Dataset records
○ ○ ○ ○ ○ ○ ○

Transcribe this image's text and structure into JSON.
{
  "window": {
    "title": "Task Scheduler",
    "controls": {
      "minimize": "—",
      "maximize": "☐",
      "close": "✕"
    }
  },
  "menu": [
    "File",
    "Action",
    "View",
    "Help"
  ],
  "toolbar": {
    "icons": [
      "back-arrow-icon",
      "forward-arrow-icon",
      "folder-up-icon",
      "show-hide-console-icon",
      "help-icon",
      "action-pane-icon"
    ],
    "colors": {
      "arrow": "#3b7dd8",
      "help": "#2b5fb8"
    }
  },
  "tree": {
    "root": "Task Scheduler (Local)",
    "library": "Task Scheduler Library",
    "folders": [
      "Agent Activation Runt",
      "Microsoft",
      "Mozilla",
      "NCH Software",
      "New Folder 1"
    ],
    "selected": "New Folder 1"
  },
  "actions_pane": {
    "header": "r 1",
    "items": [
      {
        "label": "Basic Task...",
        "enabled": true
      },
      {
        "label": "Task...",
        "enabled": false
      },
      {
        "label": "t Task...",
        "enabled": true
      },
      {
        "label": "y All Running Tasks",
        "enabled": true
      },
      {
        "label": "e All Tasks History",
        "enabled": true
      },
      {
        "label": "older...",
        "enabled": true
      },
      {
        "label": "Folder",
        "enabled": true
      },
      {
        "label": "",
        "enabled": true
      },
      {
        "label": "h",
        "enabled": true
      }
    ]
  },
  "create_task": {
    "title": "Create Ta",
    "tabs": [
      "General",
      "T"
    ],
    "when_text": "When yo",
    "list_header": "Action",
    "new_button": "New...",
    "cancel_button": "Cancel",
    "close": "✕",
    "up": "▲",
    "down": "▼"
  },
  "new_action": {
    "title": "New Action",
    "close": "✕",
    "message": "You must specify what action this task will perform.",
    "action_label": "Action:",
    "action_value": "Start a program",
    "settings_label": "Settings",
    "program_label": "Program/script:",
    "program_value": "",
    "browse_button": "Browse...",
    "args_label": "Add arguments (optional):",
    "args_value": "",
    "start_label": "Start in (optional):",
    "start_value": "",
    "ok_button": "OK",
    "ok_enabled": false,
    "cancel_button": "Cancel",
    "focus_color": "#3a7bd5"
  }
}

○ ○ ○ ○ ○ ○ ○

→ Written task
Your task is to output the full set of records exactly as presented.

→ Complete response
Transcribe this image's text and structure into JSON.
{
  "window": {
    "title": "Task Scheduler",
    "controls": {
      "minimize": "—",
      "maximize": "☐",
      "close": "✕"
    }
  },
  "menu": [
    "File",
    "Action",
    "View",
    "Help"
  ],
  "toolbar": {
    "icons": [
      "back-arrow-icon",
      "forward-arrow-icon",
      "folder-up-icon",
      "show-hide-console-icon",
      "help-icon",
      "action-pane-icon"
    ],
    "colors": {
      "arrow": "#3b7dd8",
      "help": "#2b5fb8"
    }
  },
  "tree": {
    "root": "Task Scheduler (Local)",
    "library": "Task Scheduler Library",
    "folders": [
      "Agent Activation Runt",
      "Microsoft",
      "Mozilla",
      "NCH Software",
      "New Folder 1"
    ],
    "selected": "New Folder 1"
  },
  "actions_pane": {
    "header": "r 1",
    "items": [
      {
        "label": "Basic Task...",
        "enabled": true
      },
      {
        "label": "Task...",
        "enabled": false
      },
      {
        "label": "t Task...",
        "enabled": true
      },
      {
        "label": "y All Running Tasks",
        "enabled": true
      },
      {
        "label": "e All Tasks History",
        "enabled": true
      },
      {
        "label": "older...",
        "enabled": true
      },
      {
        "label": "Folder",
        "enabled": true
      },
      {
        "label": "",
        "enabled": true
      },
      {
        "label": "h",
        "enabled": true
      }
    ]
  },
  "create_task": {
    "title": "Create Ta",
    "tabs": [
      "General",
      "T"
    ],
    "when_text": "When yo",
    "list_header": "Action",
    "new_button": "New...",
    "cancel_button": "Cancel",
    "close": "✕",
    "up": "▲",
    "down": "▼"
  },
  "new_action": {
    "title": "New Action",
    "close": "✕",
    "message": "You must specify what action this task will perform.",
    "action_label": "Action:",
    "action_value": "Start a program",
    "settings_label": "Settings",
    "program_label": "Program/script:",
    "program_value": "",
    "browse_button": "Browse...",
    "args_label": "Add arguments (optional):",
    "args_value": "",
    "start_label": "Start in (optional):",
    "start_value": "",
    "ok_button": "OK",
    "ok_enabled": false,
    "cancel_button": "Cancel",
    "focus_color": "#3a7bd5"
  }
}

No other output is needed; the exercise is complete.